TASK STATEMENT
Each line that holds the string "note" counts once; say how many such lines there are and add nothing.

===== EXTRACTED MATERIAL =====

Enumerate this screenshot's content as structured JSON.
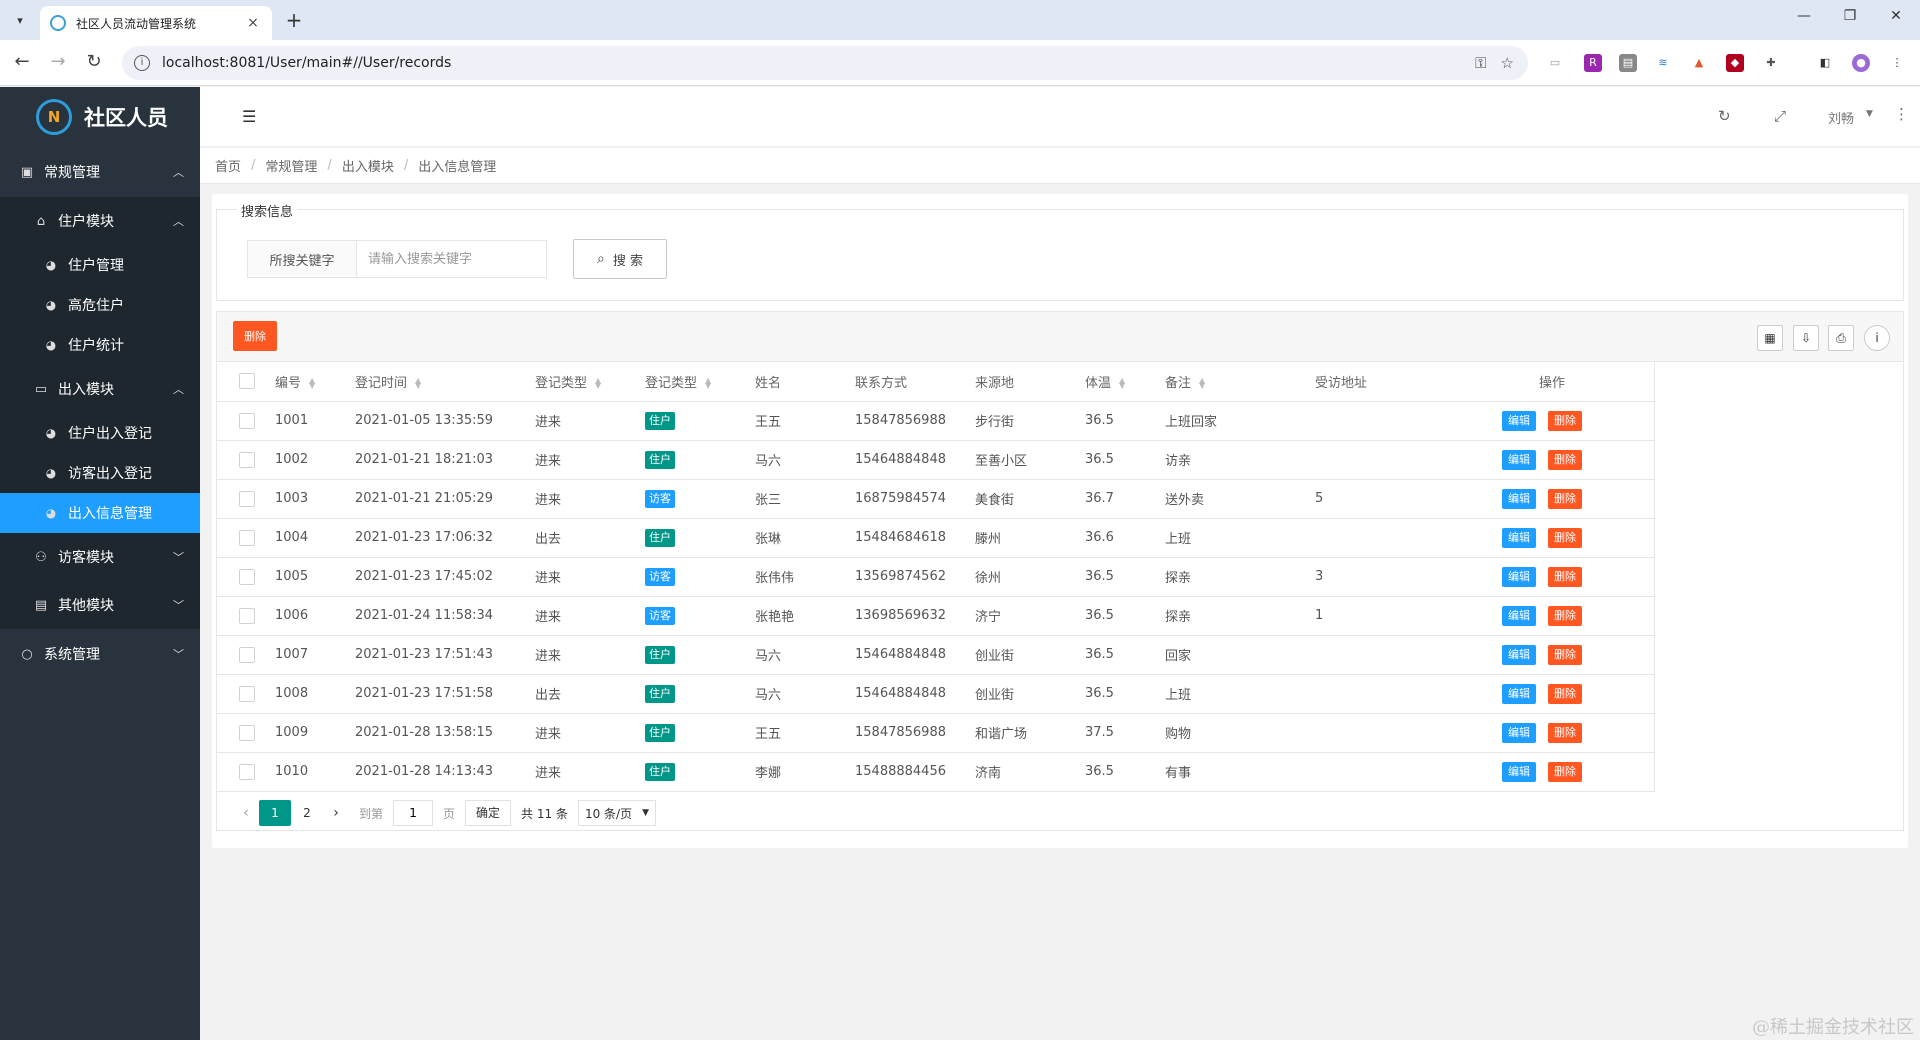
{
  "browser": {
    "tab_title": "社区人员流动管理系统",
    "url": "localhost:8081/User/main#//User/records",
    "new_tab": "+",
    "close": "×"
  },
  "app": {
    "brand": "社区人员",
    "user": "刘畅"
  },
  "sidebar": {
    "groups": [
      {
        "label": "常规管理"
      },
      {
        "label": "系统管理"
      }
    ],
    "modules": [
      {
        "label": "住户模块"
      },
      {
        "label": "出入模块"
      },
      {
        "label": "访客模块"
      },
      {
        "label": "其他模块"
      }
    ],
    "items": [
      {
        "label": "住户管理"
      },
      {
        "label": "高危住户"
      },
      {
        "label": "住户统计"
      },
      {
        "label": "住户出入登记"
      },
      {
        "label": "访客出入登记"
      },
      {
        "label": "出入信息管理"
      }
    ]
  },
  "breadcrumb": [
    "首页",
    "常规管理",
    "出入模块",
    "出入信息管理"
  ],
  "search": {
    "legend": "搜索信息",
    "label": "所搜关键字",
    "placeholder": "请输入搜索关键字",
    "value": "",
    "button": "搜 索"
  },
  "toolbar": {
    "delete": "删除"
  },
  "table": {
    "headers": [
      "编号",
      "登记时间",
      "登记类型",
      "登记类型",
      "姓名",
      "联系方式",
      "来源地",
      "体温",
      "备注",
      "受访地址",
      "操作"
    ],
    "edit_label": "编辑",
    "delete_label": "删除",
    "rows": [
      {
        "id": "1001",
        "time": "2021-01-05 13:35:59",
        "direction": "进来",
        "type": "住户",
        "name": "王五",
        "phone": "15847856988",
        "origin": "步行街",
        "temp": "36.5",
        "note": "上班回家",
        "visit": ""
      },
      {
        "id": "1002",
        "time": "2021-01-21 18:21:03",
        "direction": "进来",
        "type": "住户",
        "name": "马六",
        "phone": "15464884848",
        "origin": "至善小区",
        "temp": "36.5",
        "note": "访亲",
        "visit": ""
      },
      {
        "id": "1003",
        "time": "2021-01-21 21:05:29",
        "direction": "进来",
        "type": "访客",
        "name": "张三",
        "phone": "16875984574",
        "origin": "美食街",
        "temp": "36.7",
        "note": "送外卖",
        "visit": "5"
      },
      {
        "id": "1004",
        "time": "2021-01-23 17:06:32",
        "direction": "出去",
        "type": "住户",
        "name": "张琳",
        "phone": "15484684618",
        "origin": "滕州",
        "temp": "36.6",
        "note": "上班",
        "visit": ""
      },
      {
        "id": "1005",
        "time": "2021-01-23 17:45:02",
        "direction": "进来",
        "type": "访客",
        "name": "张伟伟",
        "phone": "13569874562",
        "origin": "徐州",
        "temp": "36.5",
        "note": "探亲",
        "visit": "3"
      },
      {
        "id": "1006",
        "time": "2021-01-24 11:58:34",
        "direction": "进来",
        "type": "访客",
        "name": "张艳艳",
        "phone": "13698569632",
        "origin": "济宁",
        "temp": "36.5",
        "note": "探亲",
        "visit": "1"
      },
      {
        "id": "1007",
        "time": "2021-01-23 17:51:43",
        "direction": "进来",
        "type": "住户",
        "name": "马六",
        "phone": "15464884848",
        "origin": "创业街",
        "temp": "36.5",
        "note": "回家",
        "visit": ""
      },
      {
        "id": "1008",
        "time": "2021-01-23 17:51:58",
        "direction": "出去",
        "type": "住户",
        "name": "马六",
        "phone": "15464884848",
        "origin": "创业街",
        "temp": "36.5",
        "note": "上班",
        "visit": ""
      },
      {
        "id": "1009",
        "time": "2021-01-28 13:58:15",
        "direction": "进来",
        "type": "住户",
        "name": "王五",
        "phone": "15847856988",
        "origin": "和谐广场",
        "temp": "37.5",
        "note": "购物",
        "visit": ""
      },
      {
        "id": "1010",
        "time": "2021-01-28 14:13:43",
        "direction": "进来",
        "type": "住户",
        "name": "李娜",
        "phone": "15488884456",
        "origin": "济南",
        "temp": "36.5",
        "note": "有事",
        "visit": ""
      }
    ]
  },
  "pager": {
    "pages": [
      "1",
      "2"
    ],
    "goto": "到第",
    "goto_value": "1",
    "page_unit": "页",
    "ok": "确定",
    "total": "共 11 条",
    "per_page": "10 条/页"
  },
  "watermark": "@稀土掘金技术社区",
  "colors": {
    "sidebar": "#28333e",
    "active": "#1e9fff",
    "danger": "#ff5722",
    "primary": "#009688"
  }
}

=====

EXERCISE RESPONSE
10